__TASK OBJECTIVE__
Without the pictures, give the entries below again exactly as written.
#### DATA FOR THIS EXERCISE ####
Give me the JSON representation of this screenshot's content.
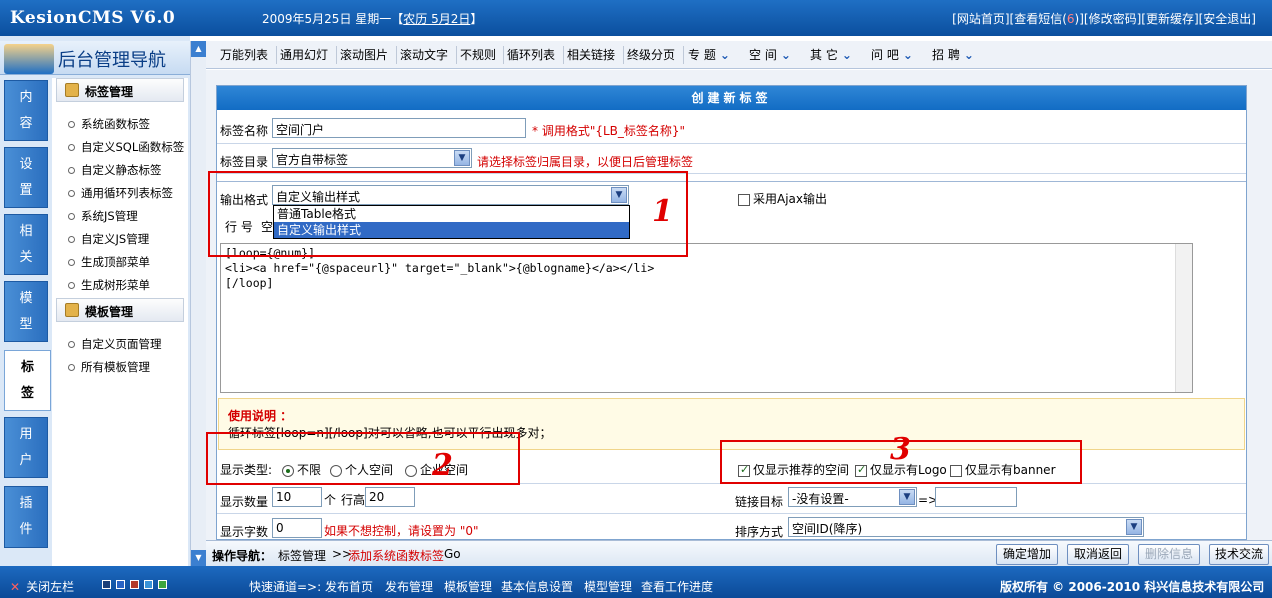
{
  "header": {
    "logo": "KesionCMS V6.0",
    "date": "2009年5月25日 星期一【",
    "lunar": "农历 5月2日",
    "date_end": "】",
    "links_before_badge": "[网站首页][查看短信(",
    "badge": "6",
    "links_after_badge": ")][修改密码][更新缓存][安全退出]"
  },
  "sidebar": {
    "title": "后台管理导航",
    "tabs": [
      {
        "label": "内\n容"
      },
      {
        "label": "设\n置"
      },
      {
        "label": "相\n关"
      },
      {
        "label": "模\n型"
      },
      {
        "label": "标\n签"
      },
      {
        "label": "用\n户"
      },
      {
        "label": "插\n件"
      }
    ],
    "group1": "标签管理",
    "group1_items": [
      "系统函数标签",
      "自定义SQL函数标签",
      "自定义静态标签",
      "通用循环列表标签",
      "系统JS管理",
      "自定义JS管理",
      "生成顶部菜单",
      "生成树形菜单"
    ],
    "group2": "模板管理",
    "group2_items": [
      "自定义页面管理",
      "所有模板管理"
    ]
  },
  "toptabs": [
    "万能列表",
    "通用幻灯",
    "滚动图片",
    "滚动文字",
    "不规则",
    "循环列表",
    "相关链接",
    "终级分页",
    "专 题",
    "空 间",
    "其 它",
    "问 吧",
    "招 聘"
  ],
  "form": {
    "header": "创建新标签",
    "name_label": "标签名称",
    "name_value": "空间门户",
    "name_hint": "* 调用格式\"{LB_标签名称}\"",
    "dir_label": "标签目录",
    "dir_value": "官方自带标签",
    "dir_hint": "请选择标签归属目录，以便日后管理标签",
    "output_label": "输出格式",
    "output_value": "自定义输出样式",
    "output_options": [
      "普通Table格式",
      "自定义输出样式"
    ],
    "ajax_label": "采用Ajax输出",
    "row_label": "行 号",
    "row_trail": "空",
    "code_lines": "[loop={@num}]\n<li><a href=\"{@spaceurl}\" target=\"_blank\">{@blogname}</a></li>\n[/loop]",
    "usage_title": "使用说明 ：",
    "usage_text": "循环标签[loop=n][/loop]对可以省略,也可以平行出现多对；",
    "type_label": "显示类型:",
    "type_options": [
      "不限",
      "个人空间",
      "企业空间"
    ],
    "check_options": [
      "仅显示推荐的空间",
      "仅显示有Logo",
      "仅显示有banner"
    ],
    "count_label": "显示数量",
    "count_value": "10",
    "count_unit": "个",
    "row_height_label": "行高",
    "row_height_value": "20",
    "link_target_label": "链接目标",
    "link_target_value": "-没有设置-",
    "link_arrow": "=>",
    "chars_label": "显示字数",
    "chars_value": "0",
    "chars_hint": "如果不想控制，请设置为 \"0\"",
    "sort_label": "排序方式",
    "sort_value": "空间ID(降序)"
  },
  "annotations": [
    "1",
    "2",
    "3"
  ],
  "crumb": {
    "label": "操作导航：",
    "path": "标签管理",
    "arrow": ">>",
    "current": "添加系统函数标签",
    "go": "Go"
  },
  "buttons": [
    "确定增加",
    "取消返回",
    "删除信息",
    "技术交流"
  ],
  "footer": {
    "close": "关闭左栏",
    "quick": "快速通道=>:",
    "links": [
      "发布首页",
      "发布管理",
      "模板管理",
      "基本信息设置",
      "模型管理",
      "查看工作进度"
    ],
    "copyright": "版权所有 © 2006-2010 科兴信息技术有限公司"
  },
  "colors": {
    "accent": "#1265c2",
    "annotation": "#e00000",
    "hint": "#d40000"
  }
}
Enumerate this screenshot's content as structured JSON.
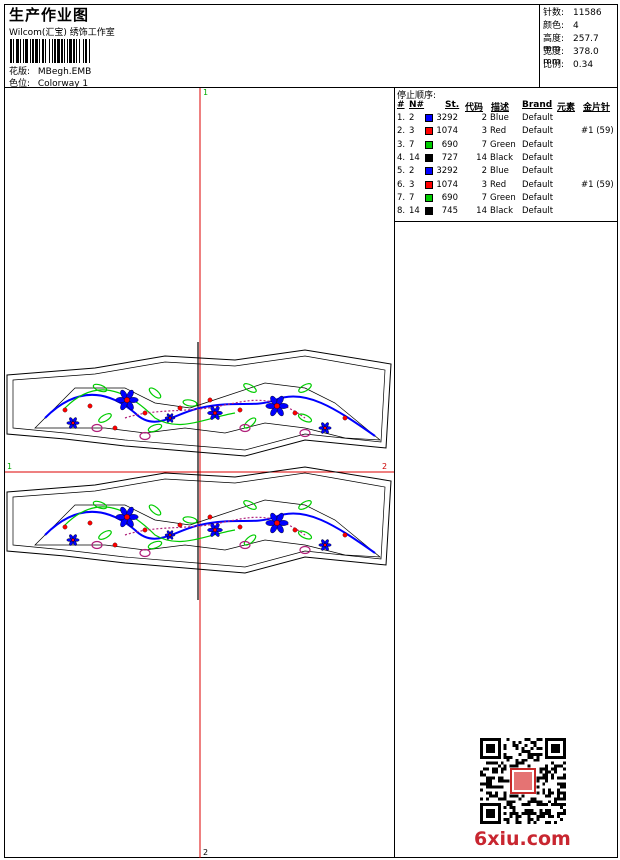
{
  "header": {
    "title": "生产作业图",
    "company": "Wilcom(汇宝) 绣饰工作室",
    "design_label": "花版:",
    "design_value": "MBegh.EMB",
    "colorway_label": "色位:",
    "colorway_value": "Colorway 1"
  },
  "stats": [
    {
      "label": "针数:",
      "value": "11586"
    },
    {
      "label": "颜色:",
      "value": "4"
    },
    {
      "label": "高度:",
      "value": "257.7 mm"
    },
    {
      "label": "宽度:",
      "value": "378.0 mm"
    },
    {
      "label": "比例:",
      "value": "0.34"
    }
  ],
  "stop_sequence": {
    "title": "停止顺序:",
    "headers": {
      "idx": "#",
      "n": "N#",
      "st": "St.",
      "code": "代码",
      "desc": "描述",
      "brand": "Brand",
      "element": "元素",
      "sequin": "金片针"
    },
    "rows": [
      {
        "idx": "1.",
        "n": "2",
        "color": "#0000ff",
        "st": "3292",
        "code": "2",
        "desc": "Blue",
        "brand": "Default",
        "sequin": ""
      },
      {
        "idx": "2.",
        "n": "3",
        "color": "#ff0000",
        "st": "1074",
        "code": "3",
        "desc": "Red",
        "brand": "Default",
        "sequin": "#1 (59)"
      },
      {
        "idx": "3.",
        "n": "7",
        "color": "#00cc00",
        "st": "690",
        "code": "7",
        "desc": "Green",
        "brand": "Default",
        "sequin": ""
      },
      {
        "idx": "4.",
        "n": "14",
        "color": "#000000",
        "st": "727",
        "code": "14",
        "desc": "Black",
        "brand": "Default",
        "sequin": ""
      },
      {
        "idx": "5.",
        "n": "2",
        "color": "#0000ff",
        "st": "3292",
        "code": "2",
        "desc": "Blue",
        "brand": "Default",
        "sequin": ""
      },
      {
        "idx": "6.",
        "n": "3",
        "color": "#ff0000",
        "st": "1074",
        "code": "3",
        "desc": "Red",
        "brand": "Default",
        "sequin": "#1 (59)"
      },
      {
        "idx": "7.",
        "n": "7",
        "color": "#00cc00",
        "st": "690",
        "code": "7",
        "desc": "Green",
        "brand": "Default",
        "sequin": ""
      },
      {
        "idx": "8.",
        "n": "14",
        "color": "#000000",
        "st": "745",
        "code": "14",
        "desc": "Black",
        "brand": "Default",
        "sequin": ""
      }
    ]
  },
  "crosshair": {
    "top": "1",
    "bottom": "2",
    "left": "1",
    "right": "2"
  },
  "watermark": {
    "text": "6xiu",
    "suffix": ".com"
  },
  "colors": {
    "blue": "#0000ff",
    "red": "#ff0000",
    "green": "#00cc00",
    "black": "#000000",
    "crosshair": "#dd0000",
    "purple": "#b0207a"
  }
}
####
__RESPONSE__
Give me the JSON representation of this screenshot's content.
{
  "header": {
    "logo": "KesionCMS V6.0",
    "date": "2009年5月25日 星期一【",
    "lunar": "农历 5月2日",
    "date_end": "】",
    "links_before_badge": "[网站首页][查看短信(",
    "badge": "6",
    "links_after_badge": ")][修改密码][更新缓存][安全退出]"
  },
  "sidebar": {
    "title": "后台管理导航",
    "tabs": [
      {
        "label": "内\n容"
      },
      {
        "label": "设\n置"
      },
      {
        "label": "相\n关"
      },
      {
        "label": "模\n型"
      },
      {
        "label": "标\n签"
      },
      {
        "label": "用\n户"
      },
      {
        "label": "插\n件"
      }
    ],
    "group1": "标签管理",
    "group1_items": [
      "系统函数标签",
      "自定义SQL函数标签",
      "自定义静态标签",
      "通用循环列表标签",
      "系统JS管理",
      "自定义JS管理",
      "生成顶部菜单",
      "生成树形菜单"
    ],
    "group2": "模板管理",
    "group2_items": [
      "自定义页面管理",
      "所有模板管理"
    ]
  },
  "toptabs": [
    "万能列表",
    "通用幻灯",
    "滚动图片",
    "滚动文字",
    "不规则",
    "循环列表",
    "相关链接",
    "终级分页",
    "专 题",
    "空 间",
    "其 它",
    "问 吧",
    "招 聘"
  ],
  "form": {
    "header": "创建新标签",
    "name_label": "标签名称",
    "name_value": "空间门户",
    "name_hint": "* 调用格式\"{LB_标签名称}\"",
    "dir_label": "标签目录",
    "dir_value": "官方自带标签",
    "dir_hint": "请选择标签归属目录，以便日后管理标签",
    "output_label": "输出格式",
    "output_value": "自定义输出样式",
    "output_options": [
      "普通Table格式",
      "自定义输出样式"
    ],
    "ajax_label": "采用Ajax输出",
    "row_label": "行 号",
    "row_trail": "空",
    "code_lines": "[loop={@num}]\n<li><a href=\"{@spaceurl}\" target=\"_blank\">{@blogname}</a></li>\n[/loop]",
    "usage_title": "使用说明 ：",
    "usage_text": "循环标签[loop=n][/loop]对可以省略,也可以平行出现多对；",
    "type_label": "显示类型:",
    "type_options": [
      "不限",
      "个人空间",
      "企业空间"
    ],
    "check_options": [
      "仅显示推荐的空间",
      "仅显示有Logo",
      "仅显示有banner"
    ],
    "count_label": "显示数量",
    "count_value": "10",
    "count_unit": "个",
    "row_height_label": "行高",
    "row_height_value": "20",
    "link_target_label": "链接目标",
    "link_target_value": "-没有设置-",
    "link_arrow": "=>",
    "chars_label": "显示字数",
    "chars_value": "0",
    "chars_hint": "如果不想控制，请设置为 \"0\"",
    "sort_label": "排序方式",
    "sort_value": "空间ID(降序)"
  },
  "annotations": [
    "1",
    "2",
    "3"
  ],
  "crumb": {
    "label": "操作导航：",
    "path": "标签管理",
    "arrow": ">>",
    "current": "添加系统函数标签",
    "go": "Go"
  },
  "buttons": [
    "确定增加",
    "取消返回",
    "删除信息",
    "技术交流"
  ],
  "footer": {
    "close": "关闭左栏",
    "quick": "快速通道=>:",
    "links": [
      "发布首页",
      "发布管理",
      "模板管理",
      "基本信息设置",
      "模型管理",
      "查看工作进度"
    ],
    "copyright": "版权所有 © 2006-2010 科兴信息技术有限公司"
  },
  "colors": {
    "accent": "#1265c2",
    "annotation": "#e00000",
    "hint": "#d40000"
  }
}
Enumerate this screenshot's content as structured JSON.
{
  "header": {
    "title": "生产作业图",
    "company": "Wilcom(汇宝) 绣饰工作室",
    "design_label": "花版:",
    "design_value": "MBegh.EMB",
    "colorway_label": "色位:",
    "colorway_value": "Colorway 1"
  },
  "stats": [
    {
      "label": "针数:",
      "value": "11586"
    },
    {
      "label": "颜色:",
      "value": "4"
    },
    {
      "label": "高度:",
      "value": "257.7 mm"
    },
    {
      "label": "宽度:",
      "value": "378.0 mm"
    },
    {
      "label": "比例:",
      "value": "0.34"
    }
  ],
  "stop_sequence": {
    "title": "停止顺序:",
    "headers": {
      "idx": "#",
      "n": "N#",
      "st": "St.",
      "code": "代码",
      "desc": "描述",
      "brand": "Brand",
      "element": "元素",
      "sequin": "金片针"
    },
    "rows": [
      {
        "idx": "1.",
        "n": "2",
        "color": "#0000ff",
        "st": "3292",
        "code": "2",
        "desc": "Blue",
        "brand": "Default",
        "sequin": ""
      },
      {
        "idx": "2.",
        "n": "3",
        "color": "#ff0000",
        "st": "1074",
        "code": "3",
        "desc": "Red",
        "brand": "Default",
        "sequin": "#1 (59)"
      },
      {
        "idx": "3.",
        "n": "7",
        "color": "#00cc00",
        "st": "690",
        "code": "7",
        "desc": "Green",
        "brand": "Default",
        "sequin": ""
      },
      {
        "idx": "4.",
        "n": "14",
        "color": "#000000",
        "st": "727",
        "code": "14",
        "desc": "Black",
        "brand": "Default",
        "sequin": ""
      },
      {
        "idx": "5.",
        "n": "2",
        "color": "#0000ff",
        "st": "3292",
        "code": "2",
        "desc": "Blue",
        "brand": "Default",
        "sequin": ""
      },
      {
        "idx": "6.",
        "n": "3",
        "color": "#ff0000",
        "st": "1074",
        "code": "3",
        "desc": "Red",
        "brand": "Default",
        "sequin": "#1 (59)"
      },
      {
        "idx": "7.",
        "n": "7",
        "color": "#00cc00",
        "st": "690",
        "code": "7",
        "desc": "Green",
        "brand": "Default",
        "sequin": ""
      },
      {
        "idx": "8.",
        "n": "14",
        "color": "#000000",
        "st": "745",
        "code": "14",
        "desc": "Black",
        "brand": "Default",
        "sequin": ""
      }
    ]
  },
  "crosshair": {
    "top": "1",
    "bottom": "2",
    "left": "1",
    "right": "2"
  },
  "watermark": {
    "text": "6xiu",
    "suffix": ".com"
  },
  "colors": {
    "blue": "#0000ff",
    "red": "#ff0000",
    "green": "#00cc00",
    "black": "#000000",
    "crosshair": "#dd0000",
    "purple": "#b0207a"
  }
}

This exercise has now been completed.